[Stored data]
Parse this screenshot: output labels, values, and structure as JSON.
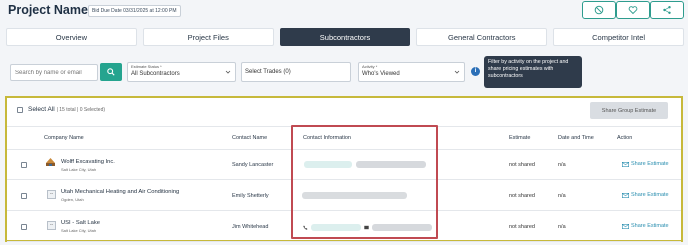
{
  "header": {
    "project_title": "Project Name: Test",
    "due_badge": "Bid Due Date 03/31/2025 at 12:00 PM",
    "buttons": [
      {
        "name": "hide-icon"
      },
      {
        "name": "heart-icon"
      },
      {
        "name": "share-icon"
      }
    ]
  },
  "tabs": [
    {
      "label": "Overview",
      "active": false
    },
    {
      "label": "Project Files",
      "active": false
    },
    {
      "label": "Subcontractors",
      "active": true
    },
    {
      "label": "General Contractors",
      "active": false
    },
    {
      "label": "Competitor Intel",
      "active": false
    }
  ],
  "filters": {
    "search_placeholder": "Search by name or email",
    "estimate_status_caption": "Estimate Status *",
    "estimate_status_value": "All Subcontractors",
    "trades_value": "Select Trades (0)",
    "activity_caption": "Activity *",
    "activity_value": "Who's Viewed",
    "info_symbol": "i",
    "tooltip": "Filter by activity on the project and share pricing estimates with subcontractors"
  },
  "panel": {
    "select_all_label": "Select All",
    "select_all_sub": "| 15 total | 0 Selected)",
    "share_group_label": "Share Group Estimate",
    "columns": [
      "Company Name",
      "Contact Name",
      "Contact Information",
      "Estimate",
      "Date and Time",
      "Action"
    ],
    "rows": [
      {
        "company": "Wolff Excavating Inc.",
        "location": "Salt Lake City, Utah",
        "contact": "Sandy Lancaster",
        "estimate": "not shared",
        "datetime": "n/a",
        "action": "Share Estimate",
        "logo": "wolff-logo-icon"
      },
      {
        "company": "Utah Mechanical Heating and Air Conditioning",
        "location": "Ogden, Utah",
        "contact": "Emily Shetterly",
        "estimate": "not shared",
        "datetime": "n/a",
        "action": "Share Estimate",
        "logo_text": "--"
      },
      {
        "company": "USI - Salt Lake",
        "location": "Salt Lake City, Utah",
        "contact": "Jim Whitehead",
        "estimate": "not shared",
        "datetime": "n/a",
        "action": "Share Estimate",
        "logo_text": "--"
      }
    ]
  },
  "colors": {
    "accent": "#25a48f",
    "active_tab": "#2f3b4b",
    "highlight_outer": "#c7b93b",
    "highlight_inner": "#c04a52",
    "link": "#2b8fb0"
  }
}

## WORK REQUIRED
Every entry above is to be set down exactly; the pictures are to be left out.

## REPLY TO THE TASK
Parse this screenshot: output labels, values, and structure as JSON.
{
  "header": {
    "project_title": "Project Name: Test",
    "due_badge": "Bid Due Date 03/31/2025 at 12:00 PM",
    "buttons": [
      {
        "name": "hide-icon"
      },
      {
        "name": "heart-icon"
      },
      {
        "name": "share-icon"
      }
    ]
  },
  "tabs": [
    {
      "label": "Overview",
      "active": false
    },
    {
      "label": "Project Files",
      "active": false
    },
    {
      "label": "Subcontractors",
      "active": true
    },
    {
      "label": "General Contractors",
      "active": false
    },
    {
      "label": "Competitor Intel",
      "active": false
    }
  ],
  "filters": {
    "search_placeholder": "Search by name or email",
    "estimate_status_caption": "Estimate Status *",
    "estimate_status_value": "All Subcontractors",
    "trades_value": "Select Trades (0)",
    "activity_caption": "Activity *",
    "activity_value": "Who's Viewed",
    "info_symbol": "i",
    "tooltip": "Filter by activity on the project and share pricing estimates with subcontractors"
  },
  "panel": {
    "select_all_label": "Select All",
    "select_all_sub": "| 15 total | 0 Selected)",
    "share_group_label": "Share Group Estimate",
    "columns": [
      "Company Name",
      "Contact Name",
      "Contact Information",
      "Estimate",
      "Date and Time",
      "Action"
    ],
    "rows": [
      {
        "company": "Wolff Excavating Inc.",
        "location": "Salt Lake City, Utah",
        "contact": "Sandy Lancaster",
        "estimate": "not shared",
        "datetime": "n/a",
        "action": "Share Estimate",
        "logo": "wolff-logo-icon"
      },
      {
        "company": "Utah Mechanical Heating and Air Conditioning",
        "location": "Ogden, Utah",
        "contact": "Emily Shetterly",
        "estimate": "not shared",
        "datetime": "n/a",
        "action": "Share Estimate",
        "logo_text": "--"
      },
      {
        "company": "USI - Salt Lake",
        "location": "Salt Lake City, Utah",
        "contact": "Jim Whitehead",
        "estimate": "not shared",
        "datetime": "n/a",
        "action": "Share Estimate",
        "logo_text": "--"
      }
    ]
  },
  "colors": {
    "accent": "#25a48f",
    "active_tab": "#2f3b4b",
    "highlight_outer": "#c7b93b",
    "highlight_inner": "#c04a52",
    "link": "#2b8fb0"
  }
}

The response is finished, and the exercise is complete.